Reproduce all lines of the listing below in which the word "数据来源于艾欧史密斯" occurs.

__The data__:
• • • •
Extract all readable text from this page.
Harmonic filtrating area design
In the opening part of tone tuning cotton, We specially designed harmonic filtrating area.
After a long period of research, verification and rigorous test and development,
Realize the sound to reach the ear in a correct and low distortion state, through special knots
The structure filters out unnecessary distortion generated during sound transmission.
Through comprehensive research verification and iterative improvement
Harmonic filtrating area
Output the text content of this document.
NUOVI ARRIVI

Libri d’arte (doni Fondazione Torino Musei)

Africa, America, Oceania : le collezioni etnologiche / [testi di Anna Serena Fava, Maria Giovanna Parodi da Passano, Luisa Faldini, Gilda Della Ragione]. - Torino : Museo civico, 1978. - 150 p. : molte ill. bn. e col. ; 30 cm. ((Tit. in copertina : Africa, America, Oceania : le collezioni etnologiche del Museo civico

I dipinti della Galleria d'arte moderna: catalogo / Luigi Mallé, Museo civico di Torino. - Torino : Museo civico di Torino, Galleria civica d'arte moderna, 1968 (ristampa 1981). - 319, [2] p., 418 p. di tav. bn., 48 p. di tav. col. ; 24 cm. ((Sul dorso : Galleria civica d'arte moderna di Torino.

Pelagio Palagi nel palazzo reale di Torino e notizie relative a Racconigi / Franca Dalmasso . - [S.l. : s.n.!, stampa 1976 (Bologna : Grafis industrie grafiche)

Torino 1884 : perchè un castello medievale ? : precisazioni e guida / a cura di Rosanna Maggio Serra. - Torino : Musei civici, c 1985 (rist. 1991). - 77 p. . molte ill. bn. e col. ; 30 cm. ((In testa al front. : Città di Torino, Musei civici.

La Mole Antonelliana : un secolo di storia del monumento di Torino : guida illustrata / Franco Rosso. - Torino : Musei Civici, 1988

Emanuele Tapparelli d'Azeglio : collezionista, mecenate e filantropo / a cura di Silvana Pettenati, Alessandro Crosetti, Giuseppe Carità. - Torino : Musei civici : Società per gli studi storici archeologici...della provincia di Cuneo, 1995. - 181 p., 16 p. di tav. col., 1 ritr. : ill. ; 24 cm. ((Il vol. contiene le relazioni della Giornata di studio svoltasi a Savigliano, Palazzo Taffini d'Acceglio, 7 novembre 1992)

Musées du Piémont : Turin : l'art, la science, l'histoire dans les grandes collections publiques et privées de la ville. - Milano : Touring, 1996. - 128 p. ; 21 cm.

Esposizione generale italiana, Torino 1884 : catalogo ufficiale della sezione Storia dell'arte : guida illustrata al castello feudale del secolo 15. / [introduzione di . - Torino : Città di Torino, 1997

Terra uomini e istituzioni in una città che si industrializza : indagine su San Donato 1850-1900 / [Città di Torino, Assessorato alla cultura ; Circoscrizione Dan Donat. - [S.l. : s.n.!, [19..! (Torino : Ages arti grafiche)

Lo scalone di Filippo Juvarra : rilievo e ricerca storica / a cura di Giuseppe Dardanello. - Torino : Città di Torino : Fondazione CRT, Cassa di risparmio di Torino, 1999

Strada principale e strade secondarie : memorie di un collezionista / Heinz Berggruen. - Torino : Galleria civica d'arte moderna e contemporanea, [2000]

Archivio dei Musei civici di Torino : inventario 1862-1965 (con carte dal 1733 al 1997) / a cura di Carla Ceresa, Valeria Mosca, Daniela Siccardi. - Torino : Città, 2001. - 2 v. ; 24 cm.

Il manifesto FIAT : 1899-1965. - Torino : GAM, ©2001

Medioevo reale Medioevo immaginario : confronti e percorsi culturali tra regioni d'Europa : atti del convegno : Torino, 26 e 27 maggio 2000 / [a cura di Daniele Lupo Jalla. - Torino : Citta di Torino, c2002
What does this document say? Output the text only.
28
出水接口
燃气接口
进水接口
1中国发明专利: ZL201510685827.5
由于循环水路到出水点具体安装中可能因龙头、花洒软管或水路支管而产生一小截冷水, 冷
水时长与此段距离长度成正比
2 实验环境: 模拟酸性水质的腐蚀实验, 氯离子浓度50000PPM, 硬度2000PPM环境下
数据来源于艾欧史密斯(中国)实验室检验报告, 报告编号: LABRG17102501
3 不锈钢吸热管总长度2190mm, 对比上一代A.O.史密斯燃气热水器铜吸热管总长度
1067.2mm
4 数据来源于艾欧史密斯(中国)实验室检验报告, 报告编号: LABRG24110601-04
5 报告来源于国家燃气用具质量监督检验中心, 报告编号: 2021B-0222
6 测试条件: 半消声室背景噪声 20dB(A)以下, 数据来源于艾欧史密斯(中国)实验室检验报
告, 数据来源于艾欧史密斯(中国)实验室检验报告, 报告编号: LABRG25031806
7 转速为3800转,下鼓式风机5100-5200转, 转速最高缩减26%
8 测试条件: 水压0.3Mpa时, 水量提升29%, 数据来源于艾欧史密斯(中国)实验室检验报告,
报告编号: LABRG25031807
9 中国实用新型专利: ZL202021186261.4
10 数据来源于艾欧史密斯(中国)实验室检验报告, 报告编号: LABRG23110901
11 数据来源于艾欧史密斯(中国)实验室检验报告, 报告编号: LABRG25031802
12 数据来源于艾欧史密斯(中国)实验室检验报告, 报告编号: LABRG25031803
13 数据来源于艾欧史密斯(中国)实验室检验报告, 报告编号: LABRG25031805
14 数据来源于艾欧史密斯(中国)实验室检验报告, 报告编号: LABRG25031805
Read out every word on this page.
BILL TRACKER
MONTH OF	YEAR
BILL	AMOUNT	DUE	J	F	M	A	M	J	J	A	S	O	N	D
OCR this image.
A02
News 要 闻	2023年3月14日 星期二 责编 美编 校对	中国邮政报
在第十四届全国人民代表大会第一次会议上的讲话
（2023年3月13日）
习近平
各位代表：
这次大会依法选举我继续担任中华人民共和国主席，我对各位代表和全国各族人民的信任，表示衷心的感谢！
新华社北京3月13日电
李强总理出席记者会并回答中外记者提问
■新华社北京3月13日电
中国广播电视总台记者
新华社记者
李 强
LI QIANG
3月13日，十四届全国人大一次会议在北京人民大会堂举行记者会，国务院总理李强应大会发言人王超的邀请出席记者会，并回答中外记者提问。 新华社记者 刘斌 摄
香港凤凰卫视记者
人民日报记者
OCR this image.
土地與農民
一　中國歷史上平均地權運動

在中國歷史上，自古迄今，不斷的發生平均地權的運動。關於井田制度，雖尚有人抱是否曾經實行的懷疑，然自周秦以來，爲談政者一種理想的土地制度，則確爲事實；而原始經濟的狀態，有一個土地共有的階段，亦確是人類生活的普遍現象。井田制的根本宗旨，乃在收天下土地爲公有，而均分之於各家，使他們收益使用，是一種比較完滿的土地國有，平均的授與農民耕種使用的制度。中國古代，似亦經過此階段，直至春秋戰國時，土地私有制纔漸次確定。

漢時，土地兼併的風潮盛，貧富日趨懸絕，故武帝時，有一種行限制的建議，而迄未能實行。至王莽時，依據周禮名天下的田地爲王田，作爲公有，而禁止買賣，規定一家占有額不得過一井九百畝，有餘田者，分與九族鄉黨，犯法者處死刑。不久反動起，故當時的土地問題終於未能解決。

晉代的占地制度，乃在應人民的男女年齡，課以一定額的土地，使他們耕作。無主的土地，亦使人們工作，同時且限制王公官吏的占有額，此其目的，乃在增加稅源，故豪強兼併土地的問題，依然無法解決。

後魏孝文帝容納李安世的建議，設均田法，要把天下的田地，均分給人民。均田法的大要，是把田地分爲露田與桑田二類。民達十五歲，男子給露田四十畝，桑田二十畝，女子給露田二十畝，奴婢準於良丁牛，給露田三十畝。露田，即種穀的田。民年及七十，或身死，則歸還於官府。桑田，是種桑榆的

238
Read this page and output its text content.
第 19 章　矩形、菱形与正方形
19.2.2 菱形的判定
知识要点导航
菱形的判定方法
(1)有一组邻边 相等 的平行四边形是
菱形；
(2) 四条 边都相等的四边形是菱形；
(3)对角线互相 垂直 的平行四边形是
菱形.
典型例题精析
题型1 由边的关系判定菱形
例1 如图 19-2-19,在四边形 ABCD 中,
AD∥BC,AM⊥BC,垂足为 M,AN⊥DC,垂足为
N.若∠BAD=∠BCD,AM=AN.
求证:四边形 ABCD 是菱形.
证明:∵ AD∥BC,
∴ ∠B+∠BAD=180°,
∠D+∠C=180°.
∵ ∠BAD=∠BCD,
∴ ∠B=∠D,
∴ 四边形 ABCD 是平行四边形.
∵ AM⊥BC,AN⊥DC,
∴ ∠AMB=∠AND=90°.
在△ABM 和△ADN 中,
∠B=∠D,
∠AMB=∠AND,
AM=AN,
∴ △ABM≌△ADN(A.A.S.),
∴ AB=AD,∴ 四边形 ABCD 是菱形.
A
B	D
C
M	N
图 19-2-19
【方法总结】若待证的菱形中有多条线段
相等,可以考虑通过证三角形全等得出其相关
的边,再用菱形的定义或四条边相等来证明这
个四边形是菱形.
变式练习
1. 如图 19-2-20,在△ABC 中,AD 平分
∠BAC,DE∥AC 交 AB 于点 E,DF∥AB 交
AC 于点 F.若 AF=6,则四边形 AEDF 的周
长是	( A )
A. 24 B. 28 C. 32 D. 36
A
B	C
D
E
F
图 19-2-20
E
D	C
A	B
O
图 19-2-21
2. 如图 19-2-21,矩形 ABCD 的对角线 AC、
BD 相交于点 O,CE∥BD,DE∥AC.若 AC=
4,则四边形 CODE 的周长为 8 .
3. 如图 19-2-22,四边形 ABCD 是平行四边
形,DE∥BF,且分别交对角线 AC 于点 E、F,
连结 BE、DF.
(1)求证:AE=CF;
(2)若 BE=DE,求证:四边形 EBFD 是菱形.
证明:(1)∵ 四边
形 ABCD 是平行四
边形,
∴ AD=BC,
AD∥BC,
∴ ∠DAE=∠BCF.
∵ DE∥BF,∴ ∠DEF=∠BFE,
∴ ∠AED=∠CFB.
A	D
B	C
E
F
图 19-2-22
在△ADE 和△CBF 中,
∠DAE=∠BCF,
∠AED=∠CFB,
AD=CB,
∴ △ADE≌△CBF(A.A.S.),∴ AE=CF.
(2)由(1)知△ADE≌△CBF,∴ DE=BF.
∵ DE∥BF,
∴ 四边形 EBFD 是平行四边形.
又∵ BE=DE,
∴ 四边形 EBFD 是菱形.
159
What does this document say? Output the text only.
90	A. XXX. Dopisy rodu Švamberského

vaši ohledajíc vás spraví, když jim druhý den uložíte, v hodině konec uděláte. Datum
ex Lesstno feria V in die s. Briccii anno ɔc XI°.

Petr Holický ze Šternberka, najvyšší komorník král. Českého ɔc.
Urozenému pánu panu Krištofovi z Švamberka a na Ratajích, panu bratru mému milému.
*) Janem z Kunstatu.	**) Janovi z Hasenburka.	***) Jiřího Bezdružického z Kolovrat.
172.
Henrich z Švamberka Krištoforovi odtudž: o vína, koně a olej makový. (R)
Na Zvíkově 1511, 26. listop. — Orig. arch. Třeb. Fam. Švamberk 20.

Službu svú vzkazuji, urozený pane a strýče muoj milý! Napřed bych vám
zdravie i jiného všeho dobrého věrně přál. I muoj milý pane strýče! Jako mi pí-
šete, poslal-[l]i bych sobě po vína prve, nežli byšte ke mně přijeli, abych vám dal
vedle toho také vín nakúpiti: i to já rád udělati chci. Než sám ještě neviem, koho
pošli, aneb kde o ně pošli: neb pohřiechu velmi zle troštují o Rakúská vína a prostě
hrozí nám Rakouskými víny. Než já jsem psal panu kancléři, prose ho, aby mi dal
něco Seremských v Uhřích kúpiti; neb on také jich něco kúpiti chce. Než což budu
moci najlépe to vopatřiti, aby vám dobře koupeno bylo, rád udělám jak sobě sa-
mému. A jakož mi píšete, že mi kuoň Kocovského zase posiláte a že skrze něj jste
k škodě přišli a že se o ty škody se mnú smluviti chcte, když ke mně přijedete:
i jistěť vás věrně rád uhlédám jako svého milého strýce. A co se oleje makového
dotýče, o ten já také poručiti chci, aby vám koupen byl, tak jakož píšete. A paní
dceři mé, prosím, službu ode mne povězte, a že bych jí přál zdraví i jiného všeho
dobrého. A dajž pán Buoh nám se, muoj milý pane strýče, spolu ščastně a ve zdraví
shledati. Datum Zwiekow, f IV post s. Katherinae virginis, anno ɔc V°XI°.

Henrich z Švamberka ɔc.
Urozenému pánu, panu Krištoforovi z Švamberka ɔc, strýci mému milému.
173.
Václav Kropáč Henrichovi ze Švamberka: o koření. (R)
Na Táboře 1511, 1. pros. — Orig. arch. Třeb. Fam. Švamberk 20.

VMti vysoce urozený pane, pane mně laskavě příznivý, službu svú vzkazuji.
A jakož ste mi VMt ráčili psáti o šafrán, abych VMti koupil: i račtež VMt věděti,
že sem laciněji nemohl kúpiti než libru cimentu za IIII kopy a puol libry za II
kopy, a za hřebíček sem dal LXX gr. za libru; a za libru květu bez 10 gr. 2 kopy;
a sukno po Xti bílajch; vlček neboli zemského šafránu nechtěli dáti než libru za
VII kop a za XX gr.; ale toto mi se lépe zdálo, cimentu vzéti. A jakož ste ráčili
• • • •
__Solved problem__:
数据来源于艾欧史密斯(中国)实验室检验报告, 报告编号: LABRG17102501
4 数据来源于艾欧史密斯(中国)实验室检验报告, 报告编号: LABRG24110601-04
6 测试条件: 半消声室背景噪声 20dB(A)以下, 数据来源于艾欧史密斯(中国)实验室检验报
告, 数据来源于艾欧史密斯(中国)实验室检验报告, 报告编号: LABRG25031806
8 测试条件: 水压0.3Mpa时, 水量提升29%, 数据来源于艾欧史密斯(中国)实验室检验报告,
10 数据来源于艾欧史密斯(中国)实验室检验报告, 报告编号: LABRG23110901
11 数据来源于艾欧史密斯(中国)实验室检验报告, 报告编号: LABRG25031802
12 数据来源于艾欧史密斯(中国)实验室检验报告, 报告编号: LABRG25031803
13 数据来源于艾欧史密斯(中国)实验室检验报告, 报告编号: LABRG25031805
14 数据来源于艾欧史密斯(中国)实验室检验报告, 报告编号: LABRG25031805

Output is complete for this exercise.